Boris Vallaud, le chef des députés socialistes, a décidé de quitter la direction du Parti socialiste (PS) avec l'intégralité de son courant. Ce départ, motivé par des dissensions majeures concernant la stratégie en vue de la présidentielle de 2027, révèle des tensions profondes au sein du parti. Des proches de Vallaud accusent le Premier secrétaire Olivier Faure d'agir de manière trop individualiste, en évitant le dialogue et le compromis nécessaires.
Le courant de Boris Vallaud claque la porte de la direction du PS
Dans une lettre adressée à Olivier Faure, que l'AFP a pu consulter, le sénateur Alexandre Ouizille, porte-parole de Vallaud, évoque une "collégialité bâclée" et dénonce ce qu'il qualifie de "brutalisation du fonctionnement" des instances du parti, déplorant une "stratégie d'isolement et d'enlisement".
Avec ce départ, ce sont 24 membres de son courant, dont 21 secrétaires nationaux, qui abandonnent la direction, accentuant les tensions internes au PS. La question de la primaire de la gauche, voulue par Faure mais rejetée par Vallaud, est un des points de discorde majeurs. Olivier Faure, malgré cette situation délicate, conserve son poste de leader, mais se retrouve désormais en position d'isolement au sein du parti.
Cet épisode met en lumière les défis auxquels le Parti socialiste doit faire face alors qu'il se prépare à une élection présidentielle cruciale. Les avis des experts s'accordent à dire que ce schisme pourrait affaiblir le PS, déjà confronté à des difficultés pour fédérer ses différents courants. Selon Le Monde, cette situation appelle à un nécessaire renouvellement de la stratégie de gauche pour regagner la confiance des électeurs.

ENTRÉES DU CORPUS
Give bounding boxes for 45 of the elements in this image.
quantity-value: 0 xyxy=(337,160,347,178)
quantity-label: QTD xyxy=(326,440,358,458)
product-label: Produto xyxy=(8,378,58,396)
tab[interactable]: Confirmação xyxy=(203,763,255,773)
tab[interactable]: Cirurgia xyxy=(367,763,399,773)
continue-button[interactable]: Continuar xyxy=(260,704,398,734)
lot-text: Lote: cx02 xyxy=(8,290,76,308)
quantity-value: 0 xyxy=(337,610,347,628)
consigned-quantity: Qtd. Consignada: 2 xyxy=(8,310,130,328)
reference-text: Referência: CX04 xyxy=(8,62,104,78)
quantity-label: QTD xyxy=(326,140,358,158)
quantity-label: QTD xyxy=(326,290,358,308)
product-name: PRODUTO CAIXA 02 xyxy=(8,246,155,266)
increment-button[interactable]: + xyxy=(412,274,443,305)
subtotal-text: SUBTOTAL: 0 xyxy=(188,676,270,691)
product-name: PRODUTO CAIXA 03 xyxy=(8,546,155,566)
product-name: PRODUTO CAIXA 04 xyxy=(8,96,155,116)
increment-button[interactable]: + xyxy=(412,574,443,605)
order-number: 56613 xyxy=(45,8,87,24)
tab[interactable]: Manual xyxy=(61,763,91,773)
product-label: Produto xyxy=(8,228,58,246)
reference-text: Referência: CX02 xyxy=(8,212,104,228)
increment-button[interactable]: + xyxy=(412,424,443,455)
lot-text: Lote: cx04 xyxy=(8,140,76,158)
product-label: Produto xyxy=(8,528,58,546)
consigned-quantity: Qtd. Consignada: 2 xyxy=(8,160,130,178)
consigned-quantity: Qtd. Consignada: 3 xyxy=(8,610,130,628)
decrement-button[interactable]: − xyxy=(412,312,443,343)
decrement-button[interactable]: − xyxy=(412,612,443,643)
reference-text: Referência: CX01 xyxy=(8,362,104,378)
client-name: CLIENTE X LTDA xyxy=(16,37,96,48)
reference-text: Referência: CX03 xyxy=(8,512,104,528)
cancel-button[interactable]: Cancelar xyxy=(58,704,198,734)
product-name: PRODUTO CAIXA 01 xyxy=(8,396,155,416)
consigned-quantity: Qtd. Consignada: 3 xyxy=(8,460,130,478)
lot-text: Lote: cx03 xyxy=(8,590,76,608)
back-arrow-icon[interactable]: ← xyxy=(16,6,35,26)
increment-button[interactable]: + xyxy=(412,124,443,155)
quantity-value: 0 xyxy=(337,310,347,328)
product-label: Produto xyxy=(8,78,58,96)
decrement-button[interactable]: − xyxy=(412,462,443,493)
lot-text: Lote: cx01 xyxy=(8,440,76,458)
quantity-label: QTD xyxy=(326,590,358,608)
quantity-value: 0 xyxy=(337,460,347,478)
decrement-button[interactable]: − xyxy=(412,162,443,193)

CONSIGNE
Pour chacune des affirmations suivantes, dites par oui ou par non si elle concorde avec l'extrait sur le départ du courant Vallaud, et citez les mots décisifs de l'extrait : (a) parmi les membres du courant qui quittent la direction figurent 21 secrétaires nationaux ; (b) Boris Vallaud est favorable à une primaire de la gauche ; (c) Olivier Faure abandonne son poste à la tête du parti.

RÉPONSE RÉDIGÉE
(a) Oui : « ce sont 24 membres de son courant, dont 21 secrétaires nationaux, qui abandonnent la direction ».
(b) Non : « La question de la primaire de la gauche, voulue par Faure mais rejetée par Vallaud ».
(c) Non : « Olivier Faure, malgré cette situation délicate, conserve son poste de leader ».